Your goal ::
From the entries below, list each line with "costituzione".

───── Data listing

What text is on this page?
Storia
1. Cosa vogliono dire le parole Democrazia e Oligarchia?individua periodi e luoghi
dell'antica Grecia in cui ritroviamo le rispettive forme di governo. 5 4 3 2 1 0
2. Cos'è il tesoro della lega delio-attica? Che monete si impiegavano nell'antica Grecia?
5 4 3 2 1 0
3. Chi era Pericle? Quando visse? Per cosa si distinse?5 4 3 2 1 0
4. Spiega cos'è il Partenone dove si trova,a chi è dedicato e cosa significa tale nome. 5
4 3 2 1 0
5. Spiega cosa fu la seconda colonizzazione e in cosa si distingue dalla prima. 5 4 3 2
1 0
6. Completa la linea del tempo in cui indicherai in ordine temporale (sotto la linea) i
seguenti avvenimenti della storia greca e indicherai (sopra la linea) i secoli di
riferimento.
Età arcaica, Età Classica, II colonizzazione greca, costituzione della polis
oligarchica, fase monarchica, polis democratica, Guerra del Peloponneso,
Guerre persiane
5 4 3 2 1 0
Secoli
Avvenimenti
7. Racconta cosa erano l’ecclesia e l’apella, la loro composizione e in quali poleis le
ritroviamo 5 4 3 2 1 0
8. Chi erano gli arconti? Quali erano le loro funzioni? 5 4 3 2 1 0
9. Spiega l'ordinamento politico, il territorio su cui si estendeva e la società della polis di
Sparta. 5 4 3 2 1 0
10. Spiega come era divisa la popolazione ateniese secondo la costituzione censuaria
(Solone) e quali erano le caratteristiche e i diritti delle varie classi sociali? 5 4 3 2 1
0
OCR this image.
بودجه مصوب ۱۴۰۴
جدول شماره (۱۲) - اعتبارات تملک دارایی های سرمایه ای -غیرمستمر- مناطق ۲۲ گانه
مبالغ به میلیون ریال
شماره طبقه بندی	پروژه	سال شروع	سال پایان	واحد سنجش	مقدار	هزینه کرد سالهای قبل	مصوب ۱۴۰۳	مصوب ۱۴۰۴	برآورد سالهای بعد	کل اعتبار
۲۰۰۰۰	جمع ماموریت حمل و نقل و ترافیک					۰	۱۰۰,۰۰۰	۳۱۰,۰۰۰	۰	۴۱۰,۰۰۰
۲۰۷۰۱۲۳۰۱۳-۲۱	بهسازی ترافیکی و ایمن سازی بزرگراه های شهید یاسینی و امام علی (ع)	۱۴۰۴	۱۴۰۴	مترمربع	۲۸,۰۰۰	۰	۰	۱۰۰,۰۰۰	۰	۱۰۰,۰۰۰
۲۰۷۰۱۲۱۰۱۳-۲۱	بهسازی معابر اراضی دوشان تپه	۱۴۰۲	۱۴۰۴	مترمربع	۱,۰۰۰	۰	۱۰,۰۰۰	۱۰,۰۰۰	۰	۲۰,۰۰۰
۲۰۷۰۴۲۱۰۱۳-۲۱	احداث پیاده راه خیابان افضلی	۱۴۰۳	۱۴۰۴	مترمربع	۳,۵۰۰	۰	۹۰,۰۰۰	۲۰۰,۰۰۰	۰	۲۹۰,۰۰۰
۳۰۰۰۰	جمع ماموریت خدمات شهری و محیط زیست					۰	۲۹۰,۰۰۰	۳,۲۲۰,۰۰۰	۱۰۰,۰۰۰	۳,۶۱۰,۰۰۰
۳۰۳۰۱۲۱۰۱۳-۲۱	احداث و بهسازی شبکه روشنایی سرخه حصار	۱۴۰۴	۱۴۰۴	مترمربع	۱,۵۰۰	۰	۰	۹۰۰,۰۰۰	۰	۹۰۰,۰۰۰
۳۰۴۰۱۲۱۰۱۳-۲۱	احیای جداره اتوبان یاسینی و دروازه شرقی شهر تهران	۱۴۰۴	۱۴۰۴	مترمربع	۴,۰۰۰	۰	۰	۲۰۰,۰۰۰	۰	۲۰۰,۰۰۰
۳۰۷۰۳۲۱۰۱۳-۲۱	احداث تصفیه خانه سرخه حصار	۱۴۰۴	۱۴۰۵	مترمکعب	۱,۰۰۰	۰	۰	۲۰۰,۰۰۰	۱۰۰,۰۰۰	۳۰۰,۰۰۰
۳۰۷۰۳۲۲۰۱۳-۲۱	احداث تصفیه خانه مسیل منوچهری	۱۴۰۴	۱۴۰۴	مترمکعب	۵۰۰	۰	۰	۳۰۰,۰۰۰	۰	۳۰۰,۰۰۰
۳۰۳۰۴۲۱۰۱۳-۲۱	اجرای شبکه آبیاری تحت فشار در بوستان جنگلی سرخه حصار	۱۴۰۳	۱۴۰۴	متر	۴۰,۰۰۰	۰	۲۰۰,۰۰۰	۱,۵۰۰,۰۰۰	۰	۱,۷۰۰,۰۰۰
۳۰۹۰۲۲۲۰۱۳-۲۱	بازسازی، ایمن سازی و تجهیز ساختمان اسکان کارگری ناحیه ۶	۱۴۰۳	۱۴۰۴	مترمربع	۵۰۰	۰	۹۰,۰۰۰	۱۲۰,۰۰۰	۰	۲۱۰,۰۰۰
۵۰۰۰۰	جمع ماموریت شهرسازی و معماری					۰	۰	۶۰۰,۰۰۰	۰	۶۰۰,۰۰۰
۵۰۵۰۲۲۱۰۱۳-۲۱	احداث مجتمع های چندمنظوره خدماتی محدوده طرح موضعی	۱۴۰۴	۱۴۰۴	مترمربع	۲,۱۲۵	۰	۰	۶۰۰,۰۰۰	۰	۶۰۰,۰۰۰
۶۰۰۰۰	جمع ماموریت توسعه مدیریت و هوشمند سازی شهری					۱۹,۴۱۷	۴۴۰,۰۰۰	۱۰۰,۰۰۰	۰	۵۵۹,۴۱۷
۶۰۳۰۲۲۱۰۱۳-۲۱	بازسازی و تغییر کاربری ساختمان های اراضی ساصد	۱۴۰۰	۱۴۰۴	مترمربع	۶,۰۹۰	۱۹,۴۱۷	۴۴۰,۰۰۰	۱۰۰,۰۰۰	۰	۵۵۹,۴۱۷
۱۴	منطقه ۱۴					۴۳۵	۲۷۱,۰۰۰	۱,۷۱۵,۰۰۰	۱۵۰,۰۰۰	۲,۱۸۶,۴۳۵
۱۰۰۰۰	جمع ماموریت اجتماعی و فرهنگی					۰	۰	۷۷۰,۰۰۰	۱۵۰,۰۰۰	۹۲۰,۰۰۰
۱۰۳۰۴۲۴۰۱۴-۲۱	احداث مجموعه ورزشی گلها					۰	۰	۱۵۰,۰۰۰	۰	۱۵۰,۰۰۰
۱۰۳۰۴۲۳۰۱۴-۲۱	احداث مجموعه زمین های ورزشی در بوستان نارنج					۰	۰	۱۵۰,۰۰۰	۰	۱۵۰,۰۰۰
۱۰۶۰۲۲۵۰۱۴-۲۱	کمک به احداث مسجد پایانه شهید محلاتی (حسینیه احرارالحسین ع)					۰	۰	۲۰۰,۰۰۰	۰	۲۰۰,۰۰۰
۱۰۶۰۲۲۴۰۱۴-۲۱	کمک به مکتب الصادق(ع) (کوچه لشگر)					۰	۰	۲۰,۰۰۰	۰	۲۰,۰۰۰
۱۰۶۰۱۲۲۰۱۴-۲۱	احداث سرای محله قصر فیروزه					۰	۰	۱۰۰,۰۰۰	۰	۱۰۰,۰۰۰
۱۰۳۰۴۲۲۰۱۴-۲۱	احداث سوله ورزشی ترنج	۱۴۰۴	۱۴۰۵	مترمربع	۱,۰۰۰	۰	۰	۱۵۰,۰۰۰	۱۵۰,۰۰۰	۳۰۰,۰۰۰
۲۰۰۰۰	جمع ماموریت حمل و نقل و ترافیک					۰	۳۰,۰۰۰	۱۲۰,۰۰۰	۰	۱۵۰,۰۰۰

──────────

Exercise output ::
Età arcaica, Età Classica, II colonizzazione greca, costituzione della polis
10. Spiega come era divisa la popolazione ateniese secondo la costituzione censuaria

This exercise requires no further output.